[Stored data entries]

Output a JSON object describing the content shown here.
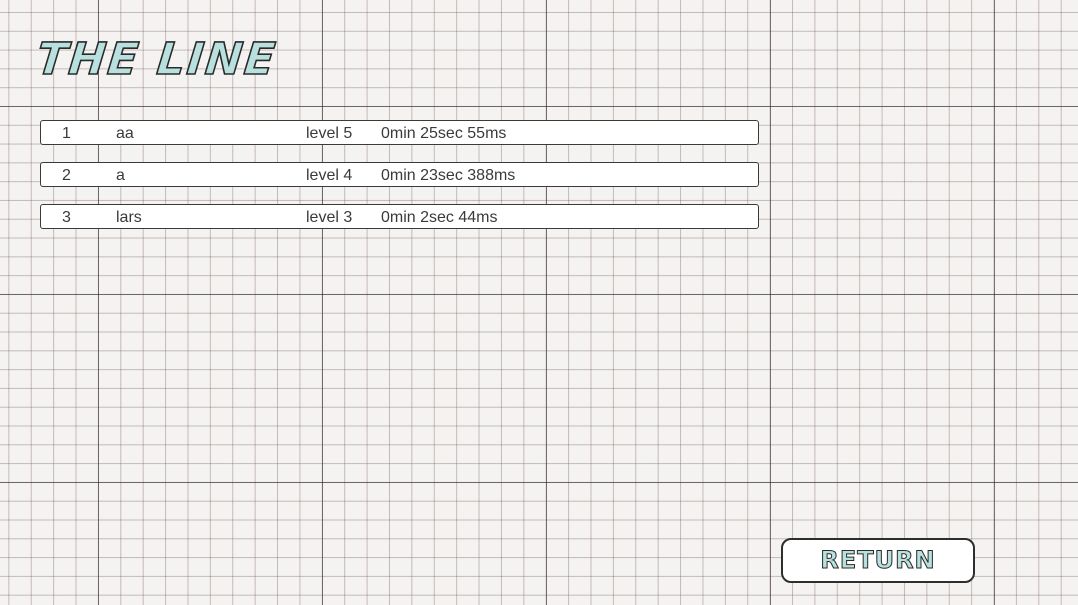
{
  "title": "THE LINE",
  "scores": [
    {
      "rank": "1",
      "name": "aa",
      "level": "level 5",
      "time": "0min 25sec 55ms"
    },
    {
      "rank": "2",
      "name": "a",
      "level": "level 4",
      "time": "0min 23sec 388ms"
    },
    {
      "rank": "3",
      "name": "lars",
      "level": "level 3",
      "time": "0min 2sec 44ms"
    }
  ],
  "return_button": {
    "label": "RETURN"
  },
  "colors": {
    "title_fill": "#b8e0de",
    "outline": "#2a2a2a",
    "paper": "#f4f3f1"
  }
}
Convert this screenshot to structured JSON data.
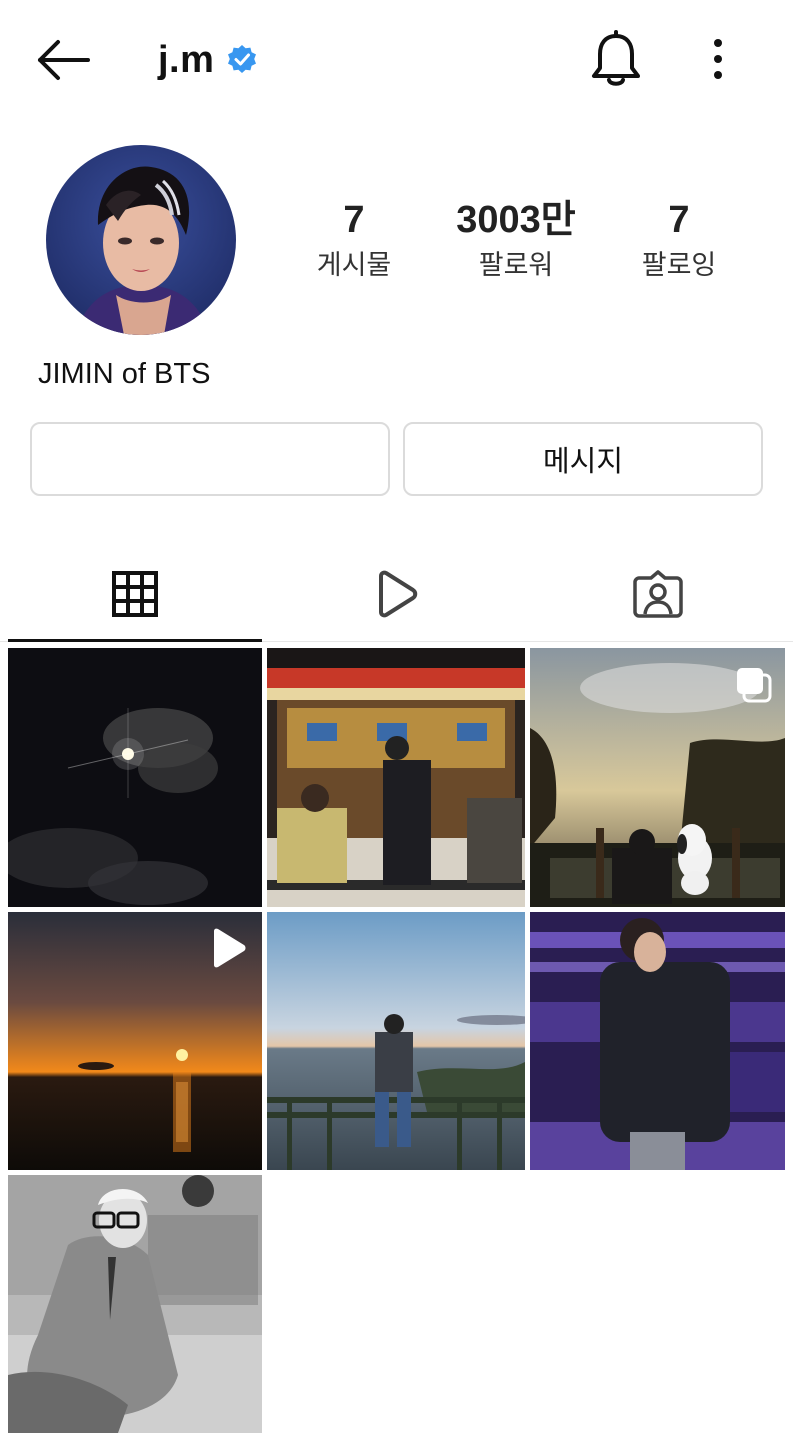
{
  "header": {
    "username": "j.m",
    "icons": {
      "back": "arrow-left-icon",
      "verified": "verified-badge-icon",
      "bell": "bell-icon",
      "more": "more-vertical-icon"
    },
    "verified_color": "#3897f0"
  },
  "profile": {
    "display_name": "JIMIN of BTS",
    "stats": [
      {
        "value": "7",
        "label": "게시물"
      },
      {
        "value": "3003만",
        "label": "팔로워"
      },
      {
        "value": "7",
        "label": "팔로잉"
      }
    ]
  },
  "actions": {
    "follow_label": "",
    "message_label": "메시지"
  },
  "tabs": [
    {
      "name": "posts",
      "icon": "grid-icon",
      "active": true
    },
    {
      "name": "reels",
      "icon": "play-icon",
      "active": false
    },
    {
      "name": "tagged",
      "icon": "tagged-person-icon",
      "active": false
    }
  ],
  "posts": [
    {
      "subject": "moon-night-sky",
      "badge": null
    },
    {
      "subject": "street-market-night",
      "badge": null
    },
    {
      "subject": "park-sunset-snoopy",
      "badge": "carousel-icon"
    },
    {
      "subject": "sea-sunset",
      "badge": "reel-play-icon"
    },
    {
      "subject": "seaside-railing",
      "badge": null
    },
    {
      "subject": "purple-arena",
      "badge": null
    },
    {
      "subject": "black-white-portrait",
      "badge": null
    }
  ]
}
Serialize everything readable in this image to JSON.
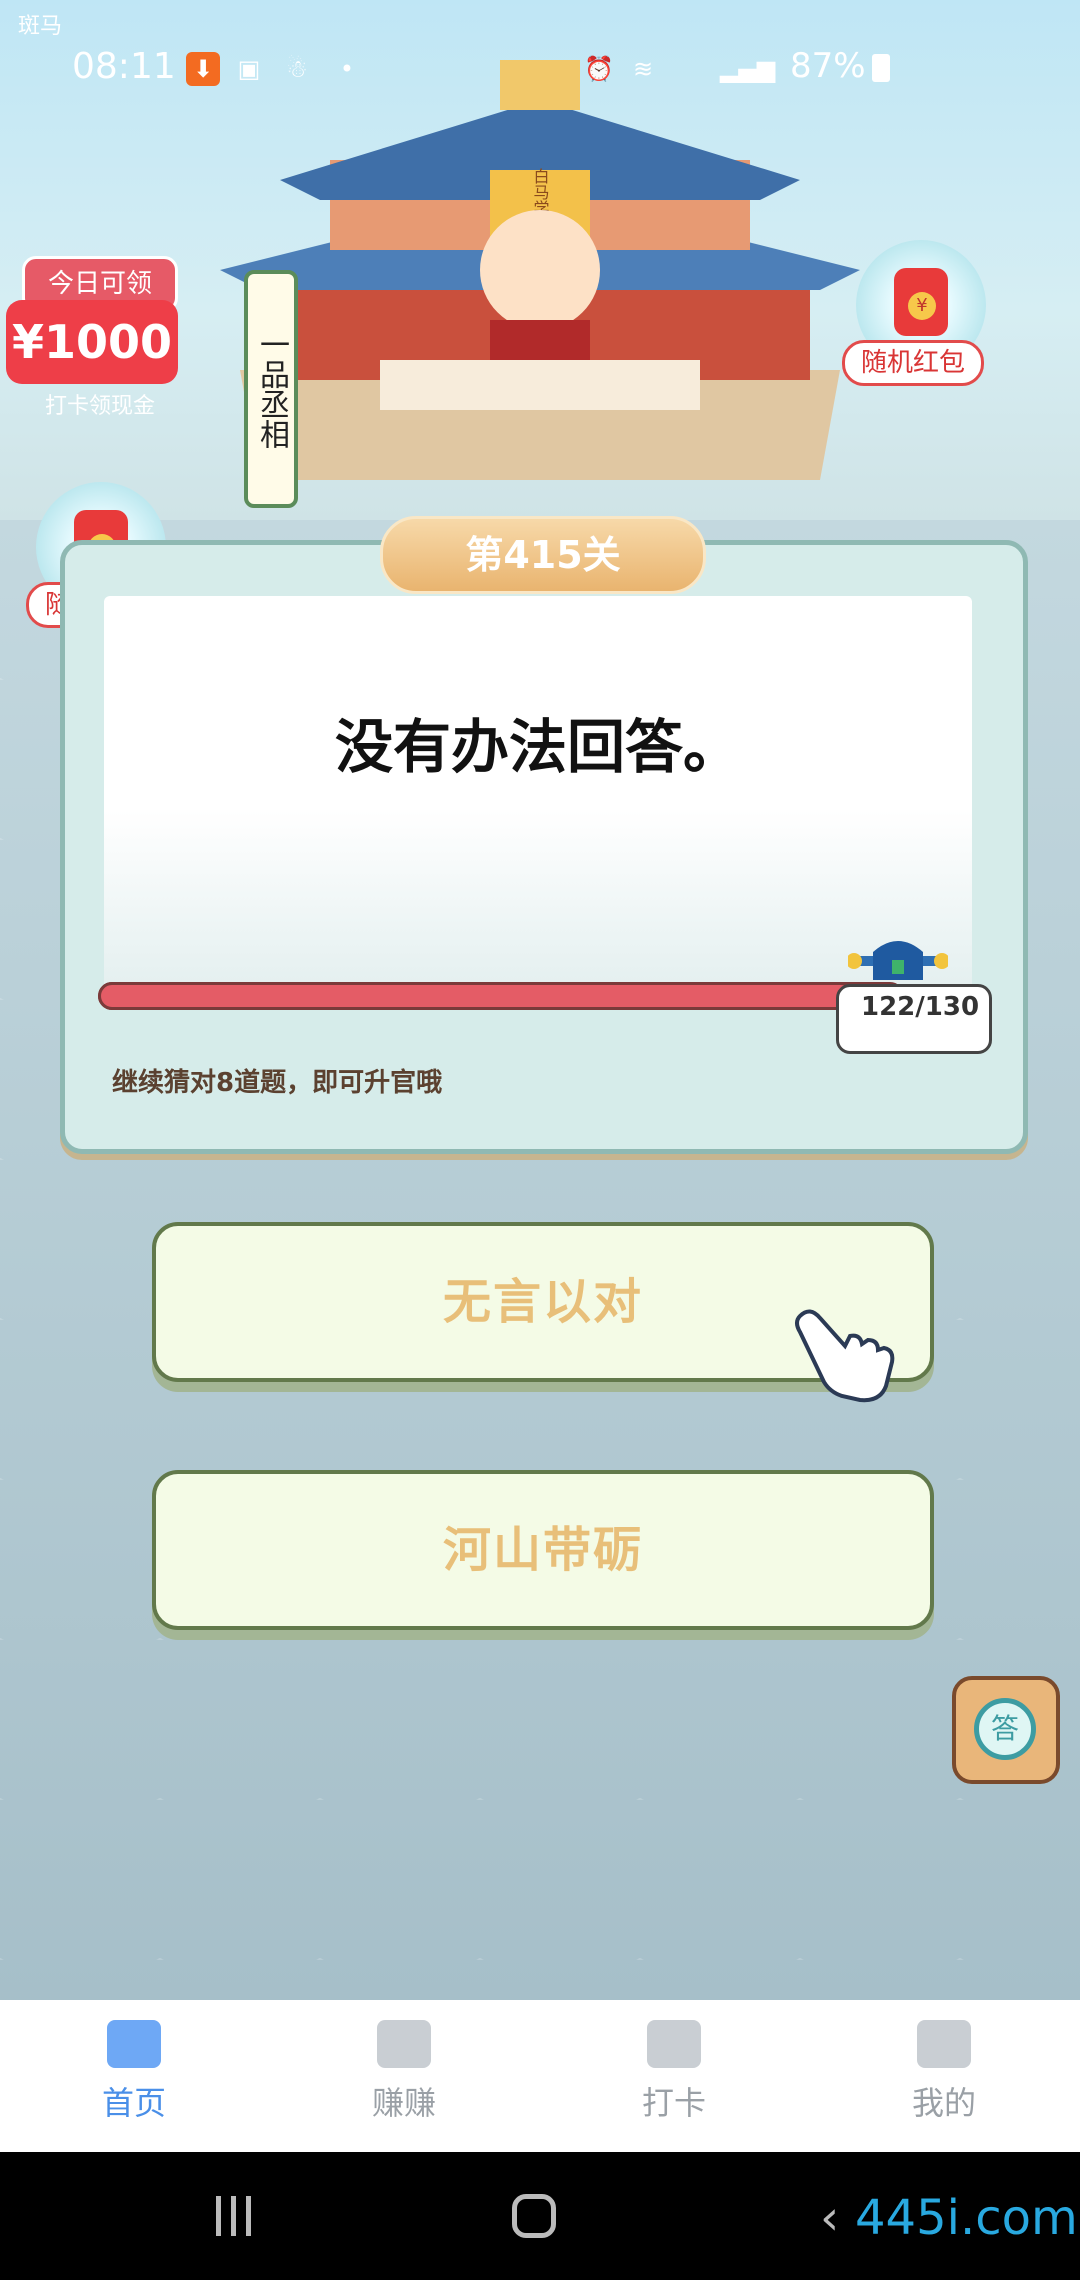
{
  "status_bar": {
    "corner_text": "斑马",
    "time": "08:11",
    "battery": "87%"
  },
  "promo": {
    "today_label": "今日可领",
    "today_amount": "¥1000",
    "today_sub": "打卡领现金"
  },
  "rank_title": "一品丞相",
  "palace_sign": "白马学堂",
  "red_packet_label": "随机红包",
  "level": "第415关",
  "question": "没有办法回答。",
  "progress": {
    "current": 122,
    "total": 130,
    "label": "122/130"
  },
  "hint": "继续猜对8道题，即可升官哦",
  "answers": [
    "无言以对",
    "河山带砺"
  ],
  "lookup_icon_text": "答",
  "nav": {
    "items": [
      {
        "label": "首页",
        "icon": "home-icon",
        "active": true
      },
      {
        "label": "赚赚",
        "icon": "gift-icon",
        "active": false
      },
      {
        "label": "打卡",
        "icon": "calendar-check-icon",
        "active": false
      },
      {
        "label": "我的",
        "icon": "wallet-icon",
        "active": false
      }
    ]
  },
  "watermark": "445i.com",
  "colors": {
    "accent_red": "#ee3e48",
    "nav_active": "#4a8fe8",
    "answer_text": "#e8bf79"
  }
}
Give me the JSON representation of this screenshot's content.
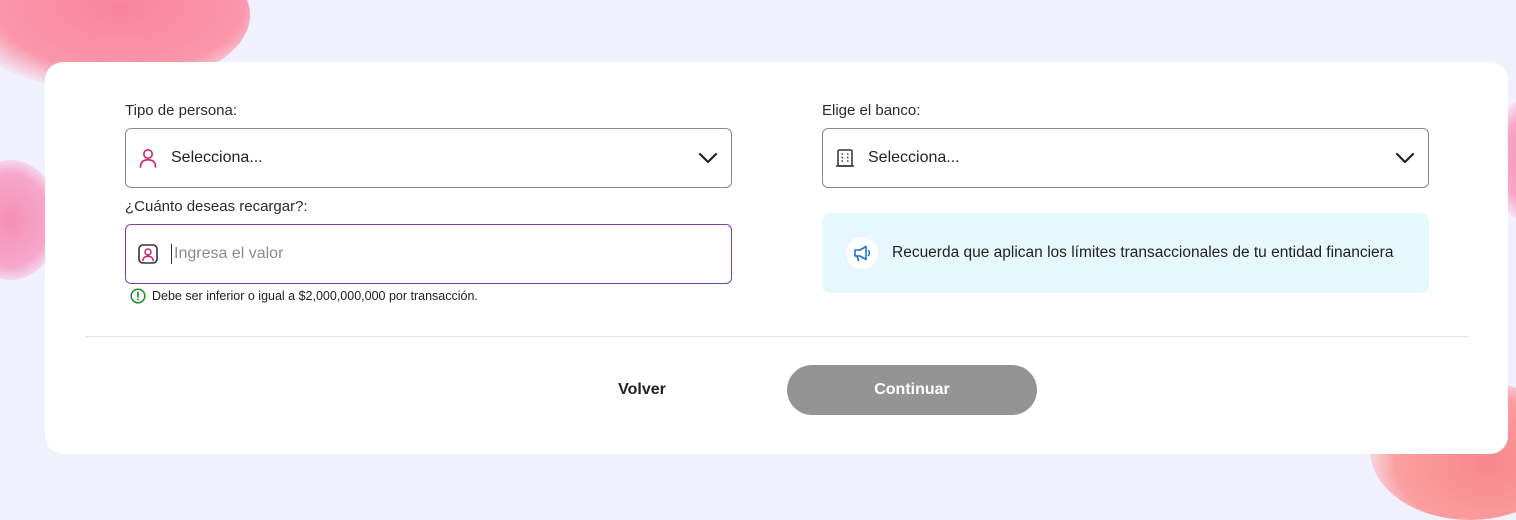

WHAT THE EXERCISE ASKS> Images in the data above are to be skipped. Retype all other material exactly.

RESULT FOR THIS EXERCISE>
Output a JSON object describing the content shown here.
{
  "title": "THE LINE",
  "scores": [
    {
      "rank": "1",
      "name": "aa",
      "level": "level 5",
      "time": "0min 25sec 55ms"
    },
    {
      "rank": "2",
      "name": "a",
      "level": "level 4",
      "time": "0min 23sec 388ms"
    },
    {
      "rank": "3",
      "name": "lars",
      "level": "level 3",
      "time": "0min 2sec 44ms"
    }
  ],
  "return_button": {
    "label": "RETURN"
  },
  "colors": {
    "title_fill": "#b8e0de",
    "outline": "#2a2a2a",
    "paper": "#f4f3f1"
  }
}
Convert this screenshot to structured JSON data.
{
  "header": {
    "username": "j.m",
    "icons": {
      "back": "arrow-left-icon",
      "verified": "verified-badge-icon",
      "bell": "bell-icon",
      "more": "more-vertical-icon"
    },
    "verified_color": "#3897f0"
  },
  "profile": {
    "display_name": "JIMIN of BTS",
    "stats": [
      {
        "value": "7",
        "label": "게시물"
      },
      {
        "value": "3003만",
        "label": "팔로워"
      },
      {
        "value": "7",
        "label": "팔로잉"
      }
    ]
  },
  "actions": {
    "follow_label": "",
    "message_label": "메시지"
  },
  "tabs": [
    {
      "name": "posts",
      "icon": "grid-icon",
      "active": true
    },
    {
      "name": "reels",
      "icon": "play-icon",
      "active": false
    },
    {
      "name": "tagged",
      "icon": "tagged-person-icon",
      "active": false
    }
  ],
  "posts": [
    {
      "subject": "moon-night-sky",
      "badge": null
    },
    {
      "subject": "street-market-night",
      "badge": null
    },
    {
      "subject": "park-sunset-snoopy",
      "badge": "carousel-icon"
    },
    {
      "subject": "sea-sunset",
      "badge": "reel-play-icon"
    },
    {
      "subject": "seaside-railing",
      "badge": null
    },
    {
      "subject": "purple-arena",
      "badge": null
    },
    {
      "subject": "black-white-portrait",
      "badge": null
    }
  ]
}
Serialize everything readable in this image to JSON.
{
  "status_bar": {
    "corner_text": "斑马",
    "time": "08:11",
    "battery": "87%"
  },
  "promo": {
    "today_label": "今日可领",
    "today_amount": "¥1000",
    "today_sub": "打卡领现金"
  },
  "rank_title": "一品丞相",
  "palace_sign": "白马学堂",
  "red_packet_label": "随机红包",
  "level": "第415关",
  "question": "没有办法回答。",
  "progress": {
    "current": 122,
    "total": 130,
    "label": "122/130"
  },
  "hint": "继续猜对8道题，即可升官哦",
  "answers": [
    "无言以对",
    "河山带砺"
  ],
  "lookup_icon_text": "答",
  "nav": {
    "items": [
      {
        "label": "首页",
        "icon": "home-icon",
        "active": true
      },
      {
        "label": "赚赚",
        "icon": "gift-icon",
        "active": false
      },
      {
        "label": "打卡",
        "icon": "calendar-check-icon",
        "active": false
      },
      {
        "label": "我的",
        "icon": "wallet-icon",
        "active": false
      }
    ]
  },
  "watermark": "445i.com",
  "colors": {
    "accent_red": "#ee3e48",
    "nav_active": "#4a8fe8",
    "answer_text": "#e8bf79"
  }
}
Give me the JSON representation of this screenshot's content.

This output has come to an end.